▶ EXERCISE BRIEF: Extract every line from the records below that contains the word "xlabel".

──────

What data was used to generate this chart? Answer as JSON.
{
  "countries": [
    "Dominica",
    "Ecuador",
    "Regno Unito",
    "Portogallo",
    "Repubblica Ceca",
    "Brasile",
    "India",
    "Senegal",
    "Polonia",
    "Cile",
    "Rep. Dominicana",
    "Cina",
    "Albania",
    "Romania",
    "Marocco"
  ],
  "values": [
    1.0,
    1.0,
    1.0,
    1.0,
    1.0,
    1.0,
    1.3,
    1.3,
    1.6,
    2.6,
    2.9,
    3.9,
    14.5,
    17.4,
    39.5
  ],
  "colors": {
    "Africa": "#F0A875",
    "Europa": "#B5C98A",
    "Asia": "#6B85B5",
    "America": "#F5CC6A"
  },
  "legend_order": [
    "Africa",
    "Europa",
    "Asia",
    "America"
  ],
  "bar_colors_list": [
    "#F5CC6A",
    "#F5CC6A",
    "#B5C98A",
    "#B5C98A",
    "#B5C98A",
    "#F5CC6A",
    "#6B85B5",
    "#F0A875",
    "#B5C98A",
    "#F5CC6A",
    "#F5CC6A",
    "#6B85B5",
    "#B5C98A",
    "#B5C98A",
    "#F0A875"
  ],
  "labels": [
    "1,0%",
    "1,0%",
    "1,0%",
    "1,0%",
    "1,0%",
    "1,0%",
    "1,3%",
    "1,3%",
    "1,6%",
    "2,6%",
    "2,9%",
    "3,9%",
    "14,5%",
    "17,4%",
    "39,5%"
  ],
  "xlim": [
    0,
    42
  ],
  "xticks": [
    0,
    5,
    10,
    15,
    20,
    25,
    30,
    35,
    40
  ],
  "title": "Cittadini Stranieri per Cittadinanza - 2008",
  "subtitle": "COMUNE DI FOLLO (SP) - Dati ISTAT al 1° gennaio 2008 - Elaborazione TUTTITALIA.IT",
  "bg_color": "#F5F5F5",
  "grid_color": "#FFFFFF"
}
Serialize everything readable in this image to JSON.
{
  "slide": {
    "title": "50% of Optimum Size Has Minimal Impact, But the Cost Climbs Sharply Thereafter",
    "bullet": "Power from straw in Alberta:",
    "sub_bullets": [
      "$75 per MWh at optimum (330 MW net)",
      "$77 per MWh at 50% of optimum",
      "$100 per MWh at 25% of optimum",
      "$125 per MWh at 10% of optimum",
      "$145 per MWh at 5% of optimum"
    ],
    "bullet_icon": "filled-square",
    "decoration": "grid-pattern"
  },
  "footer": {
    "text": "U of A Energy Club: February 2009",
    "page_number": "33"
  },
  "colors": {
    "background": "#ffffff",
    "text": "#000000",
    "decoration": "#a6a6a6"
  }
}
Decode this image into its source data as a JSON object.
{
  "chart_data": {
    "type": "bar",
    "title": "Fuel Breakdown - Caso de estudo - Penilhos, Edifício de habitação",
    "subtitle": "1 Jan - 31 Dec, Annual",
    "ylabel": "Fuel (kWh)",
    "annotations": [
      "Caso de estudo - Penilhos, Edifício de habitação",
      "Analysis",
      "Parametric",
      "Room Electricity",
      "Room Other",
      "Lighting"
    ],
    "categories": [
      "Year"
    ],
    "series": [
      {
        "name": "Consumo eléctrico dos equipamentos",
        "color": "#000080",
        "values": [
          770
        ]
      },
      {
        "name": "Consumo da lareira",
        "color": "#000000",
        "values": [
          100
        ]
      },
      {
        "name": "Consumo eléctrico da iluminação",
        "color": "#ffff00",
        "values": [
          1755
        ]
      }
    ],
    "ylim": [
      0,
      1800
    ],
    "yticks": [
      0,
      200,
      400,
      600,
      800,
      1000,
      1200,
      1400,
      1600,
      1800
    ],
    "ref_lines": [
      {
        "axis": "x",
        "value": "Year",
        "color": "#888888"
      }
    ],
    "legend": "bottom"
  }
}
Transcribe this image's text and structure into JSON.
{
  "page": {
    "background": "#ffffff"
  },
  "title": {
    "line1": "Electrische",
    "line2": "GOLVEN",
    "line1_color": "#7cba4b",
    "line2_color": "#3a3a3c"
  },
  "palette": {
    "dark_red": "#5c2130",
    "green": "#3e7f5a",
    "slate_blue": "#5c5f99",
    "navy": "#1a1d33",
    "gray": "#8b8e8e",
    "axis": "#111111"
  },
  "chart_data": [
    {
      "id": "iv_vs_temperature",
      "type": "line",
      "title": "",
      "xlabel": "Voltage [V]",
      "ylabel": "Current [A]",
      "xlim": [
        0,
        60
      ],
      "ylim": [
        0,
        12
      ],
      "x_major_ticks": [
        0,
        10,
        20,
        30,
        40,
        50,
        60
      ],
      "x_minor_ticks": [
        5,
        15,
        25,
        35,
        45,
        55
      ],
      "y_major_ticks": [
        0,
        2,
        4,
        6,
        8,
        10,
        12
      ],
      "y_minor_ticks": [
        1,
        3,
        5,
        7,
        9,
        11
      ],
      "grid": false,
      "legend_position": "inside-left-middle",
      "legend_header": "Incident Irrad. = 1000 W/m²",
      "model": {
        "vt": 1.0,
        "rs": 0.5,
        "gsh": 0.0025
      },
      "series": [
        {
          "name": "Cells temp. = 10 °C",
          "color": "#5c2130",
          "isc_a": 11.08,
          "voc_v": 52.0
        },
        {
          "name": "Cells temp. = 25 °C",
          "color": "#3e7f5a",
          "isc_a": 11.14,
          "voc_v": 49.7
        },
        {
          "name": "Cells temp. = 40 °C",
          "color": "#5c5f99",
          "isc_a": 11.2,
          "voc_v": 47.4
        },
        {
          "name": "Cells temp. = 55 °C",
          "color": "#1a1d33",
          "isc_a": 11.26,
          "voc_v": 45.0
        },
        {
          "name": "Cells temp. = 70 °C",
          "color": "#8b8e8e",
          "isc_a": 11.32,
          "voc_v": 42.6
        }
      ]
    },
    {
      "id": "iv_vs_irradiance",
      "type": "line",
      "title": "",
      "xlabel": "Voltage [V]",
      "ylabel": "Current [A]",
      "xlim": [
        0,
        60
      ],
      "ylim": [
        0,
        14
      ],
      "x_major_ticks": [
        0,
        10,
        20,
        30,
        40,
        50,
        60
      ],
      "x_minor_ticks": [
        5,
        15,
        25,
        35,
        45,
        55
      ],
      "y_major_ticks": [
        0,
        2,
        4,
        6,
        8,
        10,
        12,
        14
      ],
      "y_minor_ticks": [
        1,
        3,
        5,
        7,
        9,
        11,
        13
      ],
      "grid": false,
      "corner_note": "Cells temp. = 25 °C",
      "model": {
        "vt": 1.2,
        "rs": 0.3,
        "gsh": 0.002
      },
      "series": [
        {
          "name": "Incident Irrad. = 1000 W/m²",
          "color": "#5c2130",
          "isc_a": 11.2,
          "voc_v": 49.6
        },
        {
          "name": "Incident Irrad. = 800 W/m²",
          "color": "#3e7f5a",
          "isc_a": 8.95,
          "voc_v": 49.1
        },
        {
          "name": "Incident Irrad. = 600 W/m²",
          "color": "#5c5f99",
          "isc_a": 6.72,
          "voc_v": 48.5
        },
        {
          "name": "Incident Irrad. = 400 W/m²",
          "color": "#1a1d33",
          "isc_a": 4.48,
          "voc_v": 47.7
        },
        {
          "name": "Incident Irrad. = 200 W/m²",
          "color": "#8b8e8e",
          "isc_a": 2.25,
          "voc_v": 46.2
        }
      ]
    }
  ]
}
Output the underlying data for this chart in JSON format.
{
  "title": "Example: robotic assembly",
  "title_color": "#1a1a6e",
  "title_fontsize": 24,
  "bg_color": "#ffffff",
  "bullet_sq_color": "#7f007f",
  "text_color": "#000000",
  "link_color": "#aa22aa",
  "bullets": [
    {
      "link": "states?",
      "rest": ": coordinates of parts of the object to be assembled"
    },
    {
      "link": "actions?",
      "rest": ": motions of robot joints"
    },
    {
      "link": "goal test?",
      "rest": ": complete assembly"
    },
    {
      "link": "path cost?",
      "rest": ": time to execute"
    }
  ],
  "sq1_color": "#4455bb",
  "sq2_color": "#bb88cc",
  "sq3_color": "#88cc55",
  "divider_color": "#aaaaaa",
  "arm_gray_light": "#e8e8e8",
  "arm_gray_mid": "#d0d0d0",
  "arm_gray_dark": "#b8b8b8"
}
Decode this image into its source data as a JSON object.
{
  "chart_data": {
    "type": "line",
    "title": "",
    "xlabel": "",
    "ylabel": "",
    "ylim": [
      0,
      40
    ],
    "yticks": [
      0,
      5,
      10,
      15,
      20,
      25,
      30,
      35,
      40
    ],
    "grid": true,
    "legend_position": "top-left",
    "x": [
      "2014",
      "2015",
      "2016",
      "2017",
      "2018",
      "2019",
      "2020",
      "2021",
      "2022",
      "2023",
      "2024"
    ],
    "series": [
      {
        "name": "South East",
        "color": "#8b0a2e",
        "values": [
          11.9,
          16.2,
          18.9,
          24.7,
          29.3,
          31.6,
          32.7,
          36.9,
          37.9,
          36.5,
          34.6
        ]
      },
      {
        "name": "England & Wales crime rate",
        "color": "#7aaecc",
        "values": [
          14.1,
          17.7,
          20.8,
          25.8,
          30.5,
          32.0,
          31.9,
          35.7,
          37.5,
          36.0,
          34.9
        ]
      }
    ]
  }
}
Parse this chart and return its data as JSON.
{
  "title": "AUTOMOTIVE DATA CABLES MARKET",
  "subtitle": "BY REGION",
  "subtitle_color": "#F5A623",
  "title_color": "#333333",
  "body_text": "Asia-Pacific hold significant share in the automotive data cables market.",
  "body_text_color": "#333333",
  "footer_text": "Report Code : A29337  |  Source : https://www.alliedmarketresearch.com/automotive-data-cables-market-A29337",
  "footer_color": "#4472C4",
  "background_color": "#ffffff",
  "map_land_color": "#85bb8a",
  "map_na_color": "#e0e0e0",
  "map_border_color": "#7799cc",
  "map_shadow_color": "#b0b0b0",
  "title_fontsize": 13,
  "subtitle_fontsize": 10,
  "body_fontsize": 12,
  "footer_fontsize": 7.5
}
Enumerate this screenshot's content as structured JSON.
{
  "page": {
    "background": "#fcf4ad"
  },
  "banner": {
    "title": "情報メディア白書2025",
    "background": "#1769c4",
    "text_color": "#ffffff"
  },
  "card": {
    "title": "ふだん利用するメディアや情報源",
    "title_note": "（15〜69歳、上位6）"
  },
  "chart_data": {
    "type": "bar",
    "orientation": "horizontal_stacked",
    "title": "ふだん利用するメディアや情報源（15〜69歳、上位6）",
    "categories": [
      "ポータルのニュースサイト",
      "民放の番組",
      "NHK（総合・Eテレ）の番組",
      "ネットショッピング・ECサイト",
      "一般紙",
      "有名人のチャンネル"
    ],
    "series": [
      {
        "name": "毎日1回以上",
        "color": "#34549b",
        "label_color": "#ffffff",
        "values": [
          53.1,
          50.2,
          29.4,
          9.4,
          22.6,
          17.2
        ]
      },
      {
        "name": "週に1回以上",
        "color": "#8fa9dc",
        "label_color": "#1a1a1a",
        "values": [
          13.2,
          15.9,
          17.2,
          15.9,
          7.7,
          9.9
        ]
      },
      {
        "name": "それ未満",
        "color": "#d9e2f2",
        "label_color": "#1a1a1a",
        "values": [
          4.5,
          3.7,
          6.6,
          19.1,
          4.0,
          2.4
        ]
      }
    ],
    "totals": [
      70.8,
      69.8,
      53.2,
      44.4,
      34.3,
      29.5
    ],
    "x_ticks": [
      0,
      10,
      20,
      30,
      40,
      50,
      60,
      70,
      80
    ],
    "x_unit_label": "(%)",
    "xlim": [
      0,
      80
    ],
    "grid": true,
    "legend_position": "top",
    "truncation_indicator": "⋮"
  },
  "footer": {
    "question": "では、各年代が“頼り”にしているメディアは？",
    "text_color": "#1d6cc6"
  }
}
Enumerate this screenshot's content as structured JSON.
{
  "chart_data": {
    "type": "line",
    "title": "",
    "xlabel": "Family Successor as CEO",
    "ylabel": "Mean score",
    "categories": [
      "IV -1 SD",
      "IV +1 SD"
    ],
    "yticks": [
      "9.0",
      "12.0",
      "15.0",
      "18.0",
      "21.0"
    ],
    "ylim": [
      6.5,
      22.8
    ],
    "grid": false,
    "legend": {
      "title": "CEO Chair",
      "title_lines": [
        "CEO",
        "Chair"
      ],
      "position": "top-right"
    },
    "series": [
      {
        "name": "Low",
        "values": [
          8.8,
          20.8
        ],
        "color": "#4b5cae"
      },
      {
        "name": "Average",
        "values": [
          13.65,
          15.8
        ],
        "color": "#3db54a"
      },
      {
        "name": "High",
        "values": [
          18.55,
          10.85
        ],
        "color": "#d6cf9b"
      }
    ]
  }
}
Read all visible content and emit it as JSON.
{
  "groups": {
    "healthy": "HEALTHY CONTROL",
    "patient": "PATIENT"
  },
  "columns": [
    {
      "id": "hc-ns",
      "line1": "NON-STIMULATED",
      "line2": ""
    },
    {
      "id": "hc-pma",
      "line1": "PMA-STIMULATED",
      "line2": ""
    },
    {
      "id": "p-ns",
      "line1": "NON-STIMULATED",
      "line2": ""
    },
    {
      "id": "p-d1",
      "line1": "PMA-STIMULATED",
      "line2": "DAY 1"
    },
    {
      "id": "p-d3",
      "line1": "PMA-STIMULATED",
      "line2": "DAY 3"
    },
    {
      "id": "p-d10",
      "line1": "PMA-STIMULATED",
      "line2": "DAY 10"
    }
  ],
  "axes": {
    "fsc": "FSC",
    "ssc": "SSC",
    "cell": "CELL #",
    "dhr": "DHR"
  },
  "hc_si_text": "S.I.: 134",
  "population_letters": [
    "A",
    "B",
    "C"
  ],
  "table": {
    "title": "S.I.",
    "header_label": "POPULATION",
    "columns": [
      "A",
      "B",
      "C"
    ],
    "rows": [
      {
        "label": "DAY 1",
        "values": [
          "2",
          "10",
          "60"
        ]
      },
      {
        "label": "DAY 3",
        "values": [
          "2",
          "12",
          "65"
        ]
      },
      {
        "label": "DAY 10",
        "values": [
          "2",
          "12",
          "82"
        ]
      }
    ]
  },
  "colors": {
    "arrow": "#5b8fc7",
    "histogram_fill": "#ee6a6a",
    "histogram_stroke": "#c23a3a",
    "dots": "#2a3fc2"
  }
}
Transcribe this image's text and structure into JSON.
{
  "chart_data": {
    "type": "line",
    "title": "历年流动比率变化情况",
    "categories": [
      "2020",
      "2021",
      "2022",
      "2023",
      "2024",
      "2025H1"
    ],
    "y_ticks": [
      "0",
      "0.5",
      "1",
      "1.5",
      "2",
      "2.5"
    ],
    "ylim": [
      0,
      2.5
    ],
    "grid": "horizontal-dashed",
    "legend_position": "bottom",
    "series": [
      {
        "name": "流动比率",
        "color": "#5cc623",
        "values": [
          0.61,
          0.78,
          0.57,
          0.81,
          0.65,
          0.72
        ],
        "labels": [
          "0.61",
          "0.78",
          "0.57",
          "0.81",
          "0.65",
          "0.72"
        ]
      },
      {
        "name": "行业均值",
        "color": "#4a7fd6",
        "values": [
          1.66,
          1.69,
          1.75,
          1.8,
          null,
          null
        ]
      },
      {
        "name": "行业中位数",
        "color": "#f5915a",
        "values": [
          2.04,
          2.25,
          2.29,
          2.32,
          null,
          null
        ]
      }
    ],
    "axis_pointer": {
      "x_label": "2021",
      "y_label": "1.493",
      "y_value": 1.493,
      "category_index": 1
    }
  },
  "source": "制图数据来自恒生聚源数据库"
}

──────

▶ RESULT BELOW:
      "xlabel": "Voltage [V]",
      "xlabel": "Voltage [V]",
    "xlabel": "",
    "xlabel": "Family Successor as CEO",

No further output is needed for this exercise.